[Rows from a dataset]
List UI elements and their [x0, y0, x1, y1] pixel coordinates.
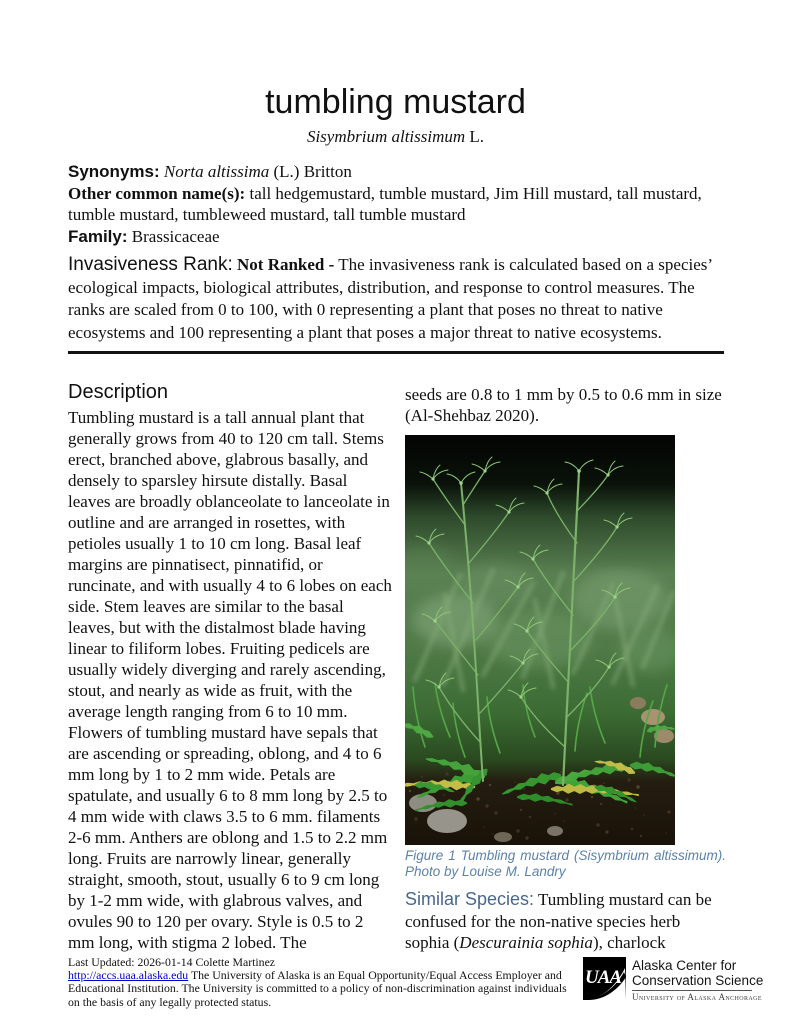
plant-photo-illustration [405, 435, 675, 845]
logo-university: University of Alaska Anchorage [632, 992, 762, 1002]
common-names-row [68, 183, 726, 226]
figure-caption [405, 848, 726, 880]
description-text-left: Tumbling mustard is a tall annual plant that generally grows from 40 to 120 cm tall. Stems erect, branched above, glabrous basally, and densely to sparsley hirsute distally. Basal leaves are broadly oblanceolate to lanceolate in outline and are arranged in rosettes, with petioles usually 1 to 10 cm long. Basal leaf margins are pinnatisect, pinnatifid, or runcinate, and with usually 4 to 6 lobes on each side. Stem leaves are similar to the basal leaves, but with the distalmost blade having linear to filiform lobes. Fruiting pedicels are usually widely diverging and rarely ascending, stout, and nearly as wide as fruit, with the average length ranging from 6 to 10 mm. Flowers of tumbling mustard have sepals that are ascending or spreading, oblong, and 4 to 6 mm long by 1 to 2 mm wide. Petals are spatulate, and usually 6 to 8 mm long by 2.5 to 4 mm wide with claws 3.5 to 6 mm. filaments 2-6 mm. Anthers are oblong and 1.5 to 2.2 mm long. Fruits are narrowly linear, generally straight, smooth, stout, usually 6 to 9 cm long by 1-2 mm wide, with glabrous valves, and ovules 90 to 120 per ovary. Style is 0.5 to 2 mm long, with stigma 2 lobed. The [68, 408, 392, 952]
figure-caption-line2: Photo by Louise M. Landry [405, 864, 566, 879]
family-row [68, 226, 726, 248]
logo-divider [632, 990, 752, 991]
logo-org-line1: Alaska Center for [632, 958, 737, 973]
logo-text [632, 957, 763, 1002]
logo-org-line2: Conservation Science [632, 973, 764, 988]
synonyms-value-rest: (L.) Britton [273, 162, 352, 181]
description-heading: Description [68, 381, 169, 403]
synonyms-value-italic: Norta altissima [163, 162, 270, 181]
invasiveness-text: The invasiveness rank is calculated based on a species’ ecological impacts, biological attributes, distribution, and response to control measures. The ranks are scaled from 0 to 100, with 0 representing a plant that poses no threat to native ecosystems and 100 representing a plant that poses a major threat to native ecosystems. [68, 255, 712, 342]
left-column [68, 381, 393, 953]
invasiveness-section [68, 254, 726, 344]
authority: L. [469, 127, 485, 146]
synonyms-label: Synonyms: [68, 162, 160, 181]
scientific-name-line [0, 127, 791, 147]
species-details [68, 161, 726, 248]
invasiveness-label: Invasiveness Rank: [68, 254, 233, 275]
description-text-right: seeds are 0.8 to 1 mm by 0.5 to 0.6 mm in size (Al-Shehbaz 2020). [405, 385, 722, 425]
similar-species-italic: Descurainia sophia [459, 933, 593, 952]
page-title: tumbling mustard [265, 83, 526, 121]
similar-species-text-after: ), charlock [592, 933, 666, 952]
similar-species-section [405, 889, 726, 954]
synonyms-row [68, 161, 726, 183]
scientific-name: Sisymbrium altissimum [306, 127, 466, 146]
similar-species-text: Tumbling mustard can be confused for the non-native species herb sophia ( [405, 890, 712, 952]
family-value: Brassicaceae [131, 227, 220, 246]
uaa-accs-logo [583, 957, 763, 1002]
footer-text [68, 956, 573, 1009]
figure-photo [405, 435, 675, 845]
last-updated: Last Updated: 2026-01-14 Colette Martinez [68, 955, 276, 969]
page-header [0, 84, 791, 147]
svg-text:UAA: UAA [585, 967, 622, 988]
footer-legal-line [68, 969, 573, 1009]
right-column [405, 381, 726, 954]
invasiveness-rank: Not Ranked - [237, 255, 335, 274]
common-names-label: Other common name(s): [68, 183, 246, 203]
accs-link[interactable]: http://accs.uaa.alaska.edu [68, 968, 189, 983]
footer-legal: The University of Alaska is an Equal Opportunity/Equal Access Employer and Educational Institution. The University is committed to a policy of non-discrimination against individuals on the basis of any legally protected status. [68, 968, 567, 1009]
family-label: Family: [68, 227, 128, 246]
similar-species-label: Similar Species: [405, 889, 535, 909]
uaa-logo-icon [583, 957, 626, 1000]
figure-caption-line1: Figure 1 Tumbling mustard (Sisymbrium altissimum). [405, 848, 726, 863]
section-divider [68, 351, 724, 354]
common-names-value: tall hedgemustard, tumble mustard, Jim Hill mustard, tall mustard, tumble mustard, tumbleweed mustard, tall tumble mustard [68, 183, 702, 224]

### WHAT THE TASK REQUIRES
Copy the lines above word for word, starting with the line that contains "plant-photo-illustration [405, 435, 675, 845]" and going on through the line that contains "synonyms-value-rest: (L.) Britton".

### TASK OUTPUT
plant-photo-illustration [405, 435, 675, 845]
logo-university: University of Alaska Anchorage [632, 992, 762, 1002]
common-names-row [68, 183, 726, 226]
figure-caption [405, 848, 726, 880]
description-text-left: Tumbling mustard is a tall annual plant that generally grows from 40 to 120 cm tall. Stems erect, branched above, glabrous basally, and densely to sparsley hirsute distally. Basal leaves are broadly oblanceolate to lanceolate in outline and are arranged in rosettes, with petioles usually 1 to 10 cm long. Basal leaf margins are pinnatisect, pinnatifid, or runcinate, and with usually 4 to 6 lobes on each side. Stem leaves are similar to the basal leaves, but with the distalmost blade having linear to filiform lobes. Fruiting pedicels are usually widely diverging and rarely ascending, stout, and nearly as wide as fruit, with the average length ranging from 6 to 10 mm. Flowers of tumbling mustard have sepals that are ascending or spreading, oblong, and 4 to 6 mm long by 1 to 2 mm wide. Petals are spatulate, and usually 6 to 8 mm long by 2.5 to 4 mm wide with claws 3.5 to 6 mm. filaments 2-6 mm. Anthers are oblong and 1.5 to 2.2 mm long. Fruits are narrowly linear, generally straight, smooth, stout, usually 6 to 9 cm long by 1-2 mm wide, with glabrous valves, and ovules 90 to 120 per ovary. Style is 0.5 to 2 mm long, with stigma 2 lobed. The [68, 408, 392, 952]
figure-caption-line2: Photo by Louise M. Landry [405, 864, 566, 879]
family-row [68, 226, 726, 248]
logo-divider [632, 990, 752, 991]
logo-org-line1: Alaska Center for [632, 958, 737, 973]
logo-text [632, 957, 763, 1002]
logo-org-line2: Conservation Science [632, 973, 764, 988]
synonyms-value-rest: (L.) Britton [273, 162, 352, 181]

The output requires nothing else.